• [Written request]:
Tally how many lines hold the string "ylabel". Your reply should be that number alone.

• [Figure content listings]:
>>>>

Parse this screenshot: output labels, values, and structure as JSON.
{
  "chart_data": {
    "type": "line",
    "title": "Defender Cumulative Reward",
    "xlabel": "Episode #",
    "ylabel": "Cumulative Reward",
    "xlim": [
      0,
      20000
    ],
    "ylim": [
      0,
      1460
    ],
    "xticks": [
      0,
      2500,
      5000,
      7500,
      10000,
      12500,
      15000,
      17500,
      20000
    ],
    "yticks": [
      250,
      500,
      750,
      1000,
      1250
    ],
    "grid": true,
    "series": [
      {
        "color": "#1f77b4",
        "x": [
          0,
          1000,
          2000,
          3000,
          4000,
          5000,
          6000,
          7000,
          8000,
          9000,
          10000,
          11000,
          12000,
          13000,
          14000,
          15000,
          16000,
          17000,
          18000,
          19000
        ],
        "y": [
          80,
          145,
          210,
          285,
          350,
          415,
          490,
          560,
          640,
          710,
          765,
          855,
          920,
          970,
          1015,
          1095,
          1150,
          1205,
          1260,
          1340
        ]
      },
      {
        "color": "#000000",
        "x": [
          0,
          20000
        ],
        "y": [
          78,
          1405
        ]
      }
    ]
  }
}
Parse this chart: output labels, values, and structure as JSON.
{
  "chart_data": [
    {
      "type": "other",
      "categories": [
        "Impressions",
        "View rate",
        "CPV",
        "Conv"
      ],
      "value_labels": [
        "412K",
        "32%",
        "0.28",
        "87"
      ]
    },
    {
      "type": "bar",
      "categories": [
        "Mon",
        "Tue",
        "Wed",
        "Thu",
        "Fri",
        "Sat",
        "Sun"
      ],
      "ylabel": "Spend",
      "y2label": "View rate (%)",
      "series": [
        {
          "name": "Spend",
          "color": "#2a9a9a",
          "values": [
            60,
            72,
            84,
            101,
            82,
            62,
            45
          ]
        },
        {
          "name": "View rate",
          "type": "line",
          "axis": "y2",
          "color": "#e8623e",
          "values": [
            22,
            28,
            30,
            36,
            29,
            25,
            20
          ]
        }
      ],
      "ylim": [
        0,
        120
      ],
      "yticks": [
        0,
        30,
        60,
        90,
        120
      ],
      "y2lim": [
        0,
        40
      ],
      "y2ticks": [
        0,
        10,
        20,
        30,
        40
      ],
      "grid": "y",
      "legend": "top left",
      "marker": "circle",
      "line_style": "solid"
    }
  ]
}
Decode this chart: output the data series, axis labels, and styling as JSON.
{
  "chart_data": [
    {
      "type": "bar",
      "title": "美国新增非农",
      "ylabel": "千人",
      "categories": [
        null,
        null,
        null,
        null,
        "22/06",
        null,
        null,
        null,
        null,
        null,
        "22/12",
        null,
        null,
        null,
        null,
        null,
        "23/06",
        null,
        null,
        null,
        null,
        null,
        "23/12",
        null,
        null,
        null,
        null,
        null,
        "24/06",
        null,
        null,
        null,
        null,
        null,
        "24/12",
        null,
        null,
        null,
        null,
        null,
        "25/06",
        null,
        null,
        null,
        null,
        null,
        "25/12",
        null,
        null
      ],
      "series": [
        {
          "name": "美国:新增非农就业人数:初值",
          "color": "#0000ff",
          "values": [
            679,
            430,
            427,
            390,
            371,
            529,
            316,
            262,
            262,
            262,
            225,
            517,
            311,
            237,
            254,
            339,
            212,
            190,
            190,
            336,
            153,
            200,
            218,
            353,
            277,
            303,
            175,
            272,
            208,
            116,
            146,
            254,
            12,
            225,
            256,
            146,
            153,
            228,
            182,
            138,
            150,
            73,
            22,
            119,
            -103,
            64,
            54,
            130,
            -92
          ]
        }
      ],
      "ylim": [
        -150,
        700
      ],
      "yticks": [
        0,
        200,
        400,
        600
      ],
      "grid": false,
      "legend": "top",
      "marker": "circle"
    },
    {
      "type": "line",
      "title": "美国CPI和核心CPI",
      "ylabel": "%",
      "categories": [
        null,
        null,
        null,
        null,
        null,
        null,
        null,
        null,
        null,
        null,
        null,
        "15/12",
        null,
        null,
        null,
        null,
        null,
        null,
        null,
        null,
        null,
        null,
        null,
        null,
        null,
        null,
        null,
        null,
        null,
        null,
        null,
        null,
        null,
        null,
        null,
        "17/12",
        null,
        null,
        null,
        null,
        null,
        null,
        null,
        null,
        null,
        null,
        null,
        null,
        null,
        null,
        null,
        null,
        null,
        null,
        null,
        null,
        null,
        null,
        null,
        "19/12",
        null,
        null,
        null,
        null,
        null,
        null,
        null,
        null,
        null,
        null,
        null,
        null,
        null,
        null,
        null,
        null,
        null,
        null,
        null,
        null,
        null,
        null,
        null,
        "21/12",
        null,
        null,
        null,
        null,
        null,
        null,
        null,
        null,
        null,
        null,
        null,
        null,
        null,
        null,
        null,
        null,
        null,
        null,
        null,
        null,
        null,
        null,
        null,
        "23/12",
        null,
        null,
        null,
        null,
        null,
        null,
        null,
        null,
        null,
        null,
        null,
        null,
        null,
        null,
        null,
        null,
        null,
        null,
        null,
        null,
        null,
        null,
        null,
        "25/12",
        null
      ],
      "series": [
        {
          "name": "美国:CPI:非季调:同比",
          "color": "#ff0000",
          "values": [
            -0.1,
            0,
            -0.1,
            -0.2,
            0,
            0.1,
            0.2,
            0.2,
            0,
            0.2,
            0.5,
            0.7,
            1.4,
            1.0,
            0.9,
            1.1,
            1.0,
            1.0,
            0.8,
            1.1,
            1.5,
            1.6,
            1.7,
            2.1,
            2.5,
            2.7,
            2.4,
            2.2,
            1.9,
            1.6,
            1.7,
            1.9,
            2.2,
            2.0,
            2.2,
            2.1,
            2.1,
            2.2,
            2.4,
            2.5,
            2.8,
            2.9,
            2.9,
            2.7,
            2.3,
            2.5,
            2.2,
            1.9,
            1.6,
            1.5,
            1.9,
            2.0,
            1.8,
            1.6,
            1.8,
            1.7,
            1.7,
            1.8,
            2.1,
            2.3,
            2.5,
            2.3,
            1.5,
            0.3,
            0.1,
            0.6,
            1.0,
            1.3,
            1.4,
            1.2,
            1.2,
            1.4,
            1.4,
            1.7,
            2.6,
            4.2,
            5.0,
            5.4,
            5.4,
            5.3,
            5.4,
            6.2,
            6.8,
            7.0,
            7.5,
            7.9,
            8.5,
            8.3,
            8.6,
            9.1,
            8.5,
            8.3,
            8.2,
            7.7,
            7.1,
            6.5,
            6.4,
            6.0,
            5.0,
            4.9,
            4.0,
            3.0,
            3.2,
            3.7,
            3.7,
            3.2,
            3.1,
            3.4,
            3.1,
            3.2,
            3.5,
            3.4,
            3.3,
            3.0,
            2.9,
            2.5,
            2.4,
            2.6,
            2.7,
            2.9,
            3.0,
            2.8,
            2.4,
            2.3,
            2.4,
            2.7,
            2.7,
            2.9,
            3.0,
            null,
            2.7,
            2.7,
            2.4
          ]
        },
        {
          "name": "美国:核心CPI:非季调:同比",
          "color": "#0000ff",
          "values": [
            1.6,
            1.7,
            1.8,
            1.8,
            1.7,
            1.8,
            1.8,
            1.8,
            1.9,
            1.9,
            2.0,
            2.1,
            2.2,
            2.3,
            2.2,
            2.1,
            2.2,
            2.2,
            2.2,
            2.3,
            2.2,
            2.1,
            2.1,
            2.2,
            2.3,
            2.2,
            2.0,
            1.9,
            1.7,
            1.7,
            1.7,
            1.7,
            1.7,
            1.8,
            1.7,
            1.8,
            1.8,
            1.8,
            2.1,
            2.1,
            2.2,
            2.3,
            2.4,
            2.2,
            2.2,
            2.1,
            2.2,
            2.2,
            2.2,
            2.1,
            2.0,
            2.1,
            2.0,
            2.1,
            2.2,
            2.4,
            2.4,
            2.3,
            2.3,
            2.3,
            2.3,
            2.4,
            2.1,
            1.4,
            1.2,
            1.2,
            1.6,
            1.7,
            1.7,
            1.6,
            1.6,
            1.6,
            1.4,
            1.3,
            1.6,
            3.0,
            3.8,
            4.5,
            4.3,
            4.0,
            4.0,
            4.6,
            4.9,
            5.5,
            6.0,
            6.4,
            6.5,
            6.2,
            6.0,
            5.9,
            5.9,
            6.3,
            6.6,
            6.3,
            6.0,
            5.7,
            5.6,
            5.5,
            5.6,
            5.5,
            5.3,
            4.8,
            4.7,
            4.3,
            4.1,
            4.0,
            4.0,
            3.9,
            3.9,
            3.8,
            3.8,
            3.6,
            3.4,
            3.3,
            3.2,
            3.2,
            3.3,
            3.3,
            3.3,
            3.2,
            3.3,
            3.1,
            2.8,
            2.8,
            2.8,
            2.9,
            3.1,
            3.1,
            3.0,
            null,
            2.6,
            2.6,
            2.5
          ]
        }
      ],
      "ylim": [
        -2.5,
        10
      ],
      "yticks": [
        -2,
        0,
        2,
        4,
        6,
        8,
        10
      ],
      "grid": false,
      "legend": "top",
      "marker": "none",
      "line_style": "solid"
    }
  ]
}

<<<<

• [Exercise response]:
4